▶ **Directive**:
Write only the number of lines holding the string "produtos".

▶ **Records shown**:
——————————
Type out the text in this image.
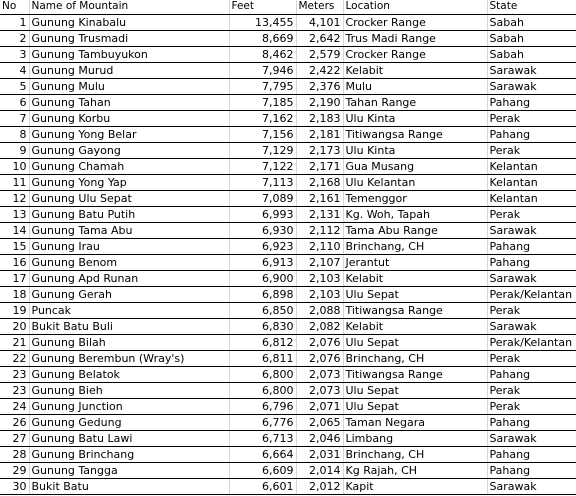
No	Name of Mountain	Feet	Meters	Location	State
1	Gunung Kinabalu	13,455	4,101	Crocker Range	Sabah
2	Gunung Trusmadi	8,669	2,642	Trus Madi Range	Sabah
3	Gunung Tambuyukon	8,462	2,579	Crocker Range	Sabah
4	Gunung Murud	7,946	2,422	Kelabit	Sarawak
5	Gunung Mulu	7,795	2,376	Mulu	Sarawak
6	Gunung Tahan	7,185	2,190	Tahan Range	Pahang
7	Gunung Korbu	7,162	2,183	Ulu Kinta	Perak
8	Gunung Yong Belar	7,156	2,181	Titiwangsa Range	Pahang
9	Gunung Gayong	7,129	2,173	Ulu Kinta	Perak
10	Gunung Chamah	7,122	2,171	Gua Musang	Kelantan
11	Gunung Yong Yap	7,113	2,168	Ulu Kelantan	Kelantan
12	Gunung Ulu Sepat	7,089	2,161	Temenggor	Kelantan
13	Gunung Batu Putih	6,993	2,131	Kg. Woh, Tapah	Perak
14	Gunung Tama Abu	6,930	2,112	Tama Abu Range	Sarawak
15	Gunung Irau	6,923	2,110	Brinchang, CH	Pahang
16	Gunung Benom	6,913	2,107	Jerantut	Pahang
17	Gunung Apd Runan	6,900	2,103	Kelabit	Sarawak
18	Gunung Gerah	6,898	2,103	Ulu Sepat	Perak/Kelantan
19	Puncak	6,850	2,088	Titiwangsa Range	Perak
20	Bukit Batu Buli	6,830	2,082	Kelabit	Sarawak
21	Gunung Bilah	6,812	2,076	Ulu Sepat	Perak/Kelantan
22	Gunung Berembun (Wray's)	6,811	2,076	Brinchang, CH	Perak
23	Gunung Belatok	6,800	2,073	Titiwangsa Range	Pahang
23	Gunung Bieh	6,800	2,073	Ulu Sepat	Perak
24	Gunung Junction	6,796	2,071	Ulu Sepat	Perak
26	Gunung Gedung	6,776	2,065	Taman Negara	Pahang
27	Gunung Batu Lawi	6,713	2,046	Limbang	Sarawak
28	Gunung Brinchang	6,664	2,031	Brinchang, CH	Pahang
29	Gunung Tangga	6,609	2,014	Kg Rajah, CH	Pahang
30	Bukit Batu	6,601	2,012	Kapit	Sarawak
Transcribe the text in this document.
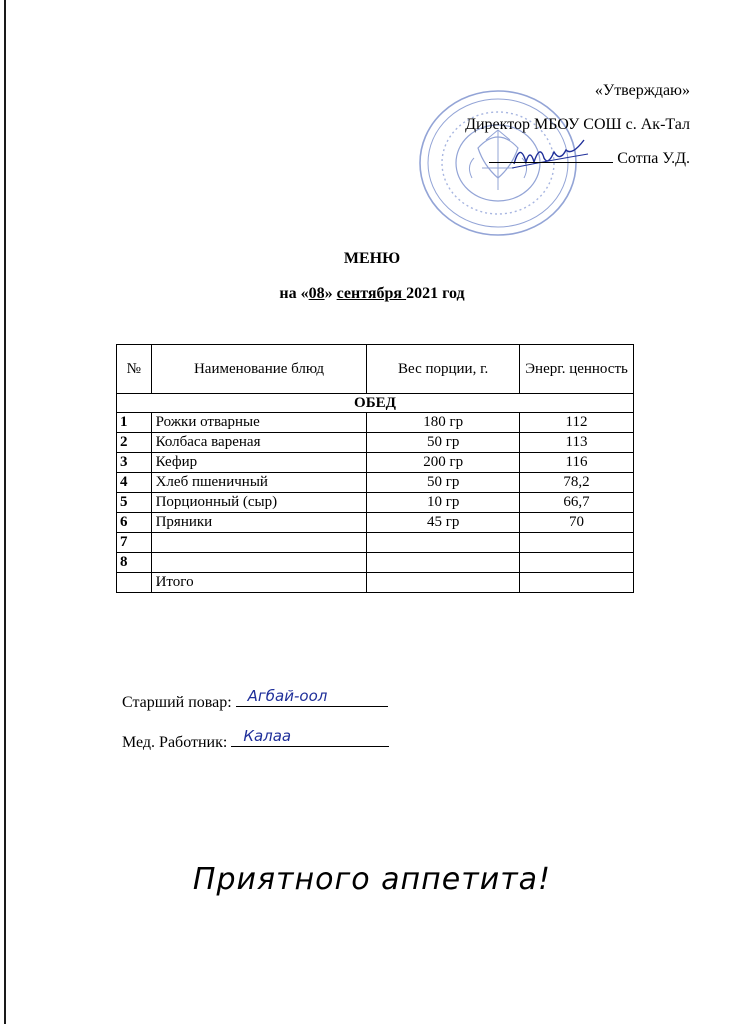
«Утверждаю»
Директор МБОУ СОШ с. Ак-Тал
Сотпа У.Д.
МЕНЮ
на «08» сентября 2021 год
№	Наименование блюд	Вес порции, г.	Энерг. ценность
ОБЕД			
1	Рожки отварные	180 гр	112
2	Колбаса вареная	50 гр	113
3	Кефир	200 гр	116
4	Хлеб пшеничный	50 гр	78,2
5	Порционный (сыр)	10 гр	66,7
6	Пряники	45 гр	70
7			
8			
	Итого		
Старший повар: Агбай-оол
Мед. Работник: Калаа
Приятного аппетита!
——————————
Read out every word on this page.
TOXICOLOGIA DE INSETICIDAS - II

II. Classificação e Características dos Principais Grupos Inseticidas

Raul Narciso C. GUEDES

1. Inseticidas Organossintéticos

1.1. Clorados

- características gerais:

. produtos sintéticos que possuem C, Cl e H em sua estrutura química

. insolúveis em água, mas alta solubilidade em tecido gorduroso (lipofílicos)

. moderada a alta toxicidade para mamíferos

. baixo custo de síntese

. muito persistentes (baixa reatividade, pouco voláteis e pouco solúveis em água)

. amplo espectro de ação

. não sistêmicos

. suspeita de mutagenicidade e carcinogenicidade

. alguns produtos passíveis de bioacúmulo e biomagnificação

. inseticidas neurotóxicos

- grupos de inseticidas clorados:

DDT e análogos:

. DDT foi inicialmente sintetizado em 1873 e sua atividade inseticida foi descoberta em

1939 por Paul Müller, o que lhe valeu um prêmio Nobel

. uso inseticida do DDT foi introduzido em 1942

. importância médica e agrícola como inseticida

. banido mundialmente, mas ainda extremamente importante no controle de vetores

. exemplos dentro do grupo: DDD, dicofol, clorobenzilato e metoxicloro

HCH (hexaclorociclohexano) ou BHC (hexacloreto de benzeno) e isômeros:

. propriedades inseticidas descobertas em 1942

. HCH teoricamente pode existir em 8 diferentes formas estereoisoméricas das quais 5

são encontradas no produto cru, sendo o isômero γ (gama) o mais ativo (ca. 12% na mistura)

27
——————————
▶ **Final result**:
2